-- Start of Provided records --

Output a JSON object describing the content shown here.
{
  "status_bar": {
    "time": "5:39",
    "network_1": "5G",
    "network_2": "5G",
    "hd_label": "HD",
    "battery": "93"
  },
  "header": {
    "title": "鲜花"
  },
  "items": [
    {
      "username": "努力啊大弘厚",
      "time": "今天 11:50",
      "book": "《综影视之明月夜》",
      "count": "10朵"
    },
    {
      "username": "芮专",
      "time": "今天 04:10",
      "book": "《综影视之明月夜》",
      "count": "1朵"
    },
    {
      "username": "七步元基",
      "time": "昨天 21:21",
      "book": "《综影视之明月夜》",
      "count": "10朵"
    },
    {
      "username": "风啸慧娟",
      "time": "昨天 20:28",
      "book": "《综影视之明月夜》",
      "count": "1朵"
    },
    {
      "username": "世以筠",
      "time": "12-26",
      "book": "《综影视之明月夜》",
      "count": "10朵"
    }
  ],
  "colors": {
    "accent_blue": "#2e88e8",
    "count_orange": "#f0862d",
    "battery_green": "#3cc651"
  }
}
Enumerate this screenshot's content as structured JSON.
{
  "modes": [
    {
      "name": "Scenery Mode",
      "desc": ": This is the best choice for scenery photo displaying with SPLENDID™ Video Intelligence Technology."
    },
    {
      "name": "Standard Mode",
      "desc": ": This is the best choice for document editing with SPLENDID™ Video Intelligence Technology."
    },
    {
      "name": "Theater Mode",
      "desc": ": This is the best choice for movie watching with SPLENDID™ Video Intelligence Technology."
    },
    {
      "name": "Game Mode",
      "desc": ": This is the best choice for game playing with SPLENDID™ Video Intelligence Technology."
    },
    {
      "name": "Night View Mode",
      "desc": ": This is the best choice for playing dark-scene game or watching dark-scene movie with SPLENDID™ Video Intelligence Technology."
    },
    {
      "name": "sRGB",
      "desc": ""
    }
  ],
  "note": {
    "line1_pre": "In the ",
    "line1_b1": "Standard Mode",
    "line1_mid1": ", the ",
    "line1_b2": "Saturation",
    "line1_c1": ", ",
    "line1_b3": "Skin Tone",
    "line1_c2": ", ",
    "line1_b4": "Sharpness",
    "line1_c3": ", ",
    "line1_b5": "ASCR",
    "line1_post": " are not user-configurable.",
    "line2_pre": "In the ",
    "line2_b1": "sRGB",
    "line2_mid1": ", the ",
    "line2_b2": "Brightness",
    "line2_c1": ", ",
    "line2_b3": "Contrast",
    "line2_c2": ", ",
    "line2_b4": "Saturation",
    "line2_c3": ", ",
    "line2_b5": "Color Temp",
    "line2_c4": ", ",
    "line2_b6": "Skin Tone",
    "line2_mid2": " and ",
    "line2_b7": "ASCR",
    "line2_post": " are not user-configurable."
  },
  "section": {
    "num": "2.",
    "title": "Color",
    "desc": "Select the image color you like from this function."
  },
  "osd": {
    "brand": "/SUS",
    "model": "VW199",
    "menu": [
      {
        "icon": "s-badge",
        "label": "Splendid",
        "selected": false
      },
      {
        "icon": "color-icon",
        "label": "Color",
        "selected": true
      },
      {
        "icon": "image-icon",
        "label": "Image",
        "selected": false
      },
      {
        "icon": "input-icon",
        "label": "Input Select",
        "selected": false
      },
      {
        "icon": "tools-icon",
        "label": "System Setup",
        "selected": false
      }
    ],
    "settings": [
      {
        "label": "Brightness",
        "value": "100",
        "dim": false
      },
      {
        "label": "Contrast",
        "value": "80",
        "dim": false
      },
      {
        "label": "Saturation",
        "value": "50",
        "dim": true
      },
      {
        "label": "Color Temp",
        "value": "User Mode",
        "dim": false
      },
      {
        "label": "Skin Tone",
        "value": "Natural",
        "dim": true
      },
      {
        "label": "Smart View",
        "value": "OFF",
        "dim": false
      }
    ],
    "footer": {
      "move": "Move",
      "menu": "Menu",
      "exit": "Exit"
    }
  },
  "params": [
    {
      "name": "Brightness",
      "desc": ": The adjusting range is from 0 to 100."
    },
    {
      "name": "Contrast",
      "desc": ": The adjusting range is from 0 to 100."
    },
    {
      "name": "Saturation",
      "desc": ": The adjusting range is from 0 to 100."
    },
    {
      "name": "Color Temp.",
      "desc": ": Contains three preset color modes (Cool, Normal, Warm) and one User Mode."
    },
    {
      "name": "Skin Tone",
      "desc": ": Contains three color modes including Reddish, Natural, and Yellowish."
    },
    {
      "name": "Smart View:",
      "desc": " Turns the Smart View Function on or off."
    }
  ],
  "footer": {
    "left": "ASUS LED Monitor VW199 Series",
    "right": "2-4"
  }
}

-- End of Provided records --

Do this ▸ Extract all of the data above without altering anything.

Finished exercise ▸
Output a JSON object describing the content shown here.
{
  "status_bar": {
    "time": "5:39",
    "network_1": "5G",
    "network_2": "5G",
    "hd_label": "HD",
    "battery": "93"
  },
  "header": {
    "title": "鲜花"
  },
  "items": [
    {
      "username": "努力啊大弘厚",
      "time": "今天 11:50",
      "book": "《综影视之明月夜》",
      "count": "10朵"
    },
    {
      "username": "芮专",
      "time": "今天 04:10",
      "book": "《综影视之明月夜》",
      "count": "1朵"
    },
    {
      "username": "七步元基",
      "time": "昨天 21:21",
      "book": "《综影视之明月夜》",
      "count": "10朵"
    },
    {
      "username": "风啸慧娟",
      "time": "昨天 20:28",
      "book": "《综影视之明月夜》",
      "count": "1朵"
    },
    {
      "username": "世以筠",
      "time": "12-26",
      "book": "《综影视之明月夜》",
      "count": "10朵"
    }
  ],
  "colors": {
    "accent_blue": "#2e88e8",
    "count_orange": "#f0862d",
    "battery_green": "#3cc651"
  }
}
Enumerate this screenshot's content as structured JSON.
{
  "modes": [
    {
      "name": "Scenery Mode",
      "desc": ": This is the best choice for scenery photo displaying with SPLENDID™ Video Intelligence Technology."
    },
    {
      "name": "Standard Mode",
      "desc": ": This is the best choice for document editing with SPLENDID™ Video Intelligence Technology."
    },
    {
      "name": "Theater Mode",
      "desc": ": This is the best choice for movie watching with SPLENDID™ Video Intelligence Technology."
    },
    {
      "name": "Game Mode",
      "desc": ": This is the best choice for game playing with SPLENDID™ Video Intelligence Technology."
    },
    {
      "name": "Night View Mode",
      "desc": ": This is the best choice for playing dark-scene game or watching dark-scene movie with SPLENDID™ Video Intelligence Technology."
    },
    {
      "name": "sRGB",
      "desc": ""
    }
  ],
  "note": {
    "line1_pre": "In the ",
    "line1_b1": "Standard Mode",
    "line1_mid1": ", the ",
    "line1_b2": "Saturation",
    "line1_c1": ", ",
    "line1_b3": "Skin Tone",
    "line1_c2": ", ",
    "line1_b4": "Sharpness",
    "line1_c3": ", ",
    "line1_b5": "ASCR",
    "line1_post": " are not user-configurable.",
    "line2_pre": "In the ",
    "line2_b1": "sRGB",
    "line2_mid1": ", the ",
    "line2_b2": "Brightness",
    "line2_c1": ", ",
    "line2_b3": "Contrast",
    "line2_c2": ", ",
    "line2_b4": "Saturation",
    "line2_c3": ", ",
    "line2_b5": "Color Temp",
    "line2_c4": ", ",
    "line2_b6": "Skin Tone",
    "line2_mid2": " and ",
    "line2_b7": "ASCR",
    "line2_post": " are not user-configurable."
  },
  "section": {
    "num": "2.",
    "title": "Color",
    "desc": "Select the image color you like from this function."
  },
  "osd": {
    "brand": "/SUS",
    "model": "VW199",
    "menu": [
      {
        "icon": "s-badge",
        "label": "Splendid",
        "selected": false
      },
      {
        "icon": "color-icon",
        "label": "Color",
        "selected": true
      },
      {
        "icon": "image-icon",
        "label": "Image",
        "selected": false
      },
      {
        "icon": "input-icon",
        "label": "Input Select",
        "selected": false
      },
      {
        "icon": "tools-icon",
        "label": "System Setup",
        "selected": false
      }
    ],
    "settings": [
      {
        "label": "Brightness",
        "value": "100",
        "dim": false
      },
      {
        "label": "Contrast",
        "value": "80",
        "dim": false
      },
      {
        "label": "Saturation",
        "value": "50",
        "dim": true
      },
      {
        "label": "Color Temp",
        "value": "User Mode",
        "dim": false
      },
      {
        "label": "Skin Tone",
        "value": "Natural",
        "dim": true
      },
      {
        "label": "Smart View",
        "value": "OFF",
        "dim": false
      }
    ],
    "footer": {
      "move": "Move",
      "menu": "Menu",
      "exit": "Exit"
    }
  },
  "params": [
    {
      "name": "Brightness",
      "desc": ": The adjusting range is from 0 to 100."
    },
    {
      "name": "Contrast",
      "desc": ": The adjusting range is from 0 to 100."
    },
    {
      "name": "Saturation",
      "desc": ": The adjusting range is from 0 to 100."
    },
    {
      "name": "Color Temp.",
      "desc": ": Contains three preset color modes (Cool, Normal, Warm) and one User Mode."
    },
    {
      "name": "Skin Tone",
      "desc": ": Contains three color modes including Reddish, Natural, and Yellowish."
    },
    {
      "name": "Smart View:",
      "desc": " Turns the Smart View Function on or off."
    }
  ],
  "footer": {
    "left": "ASUS LED Monitor VW199 Series",
    "right": "2-4"
  }
}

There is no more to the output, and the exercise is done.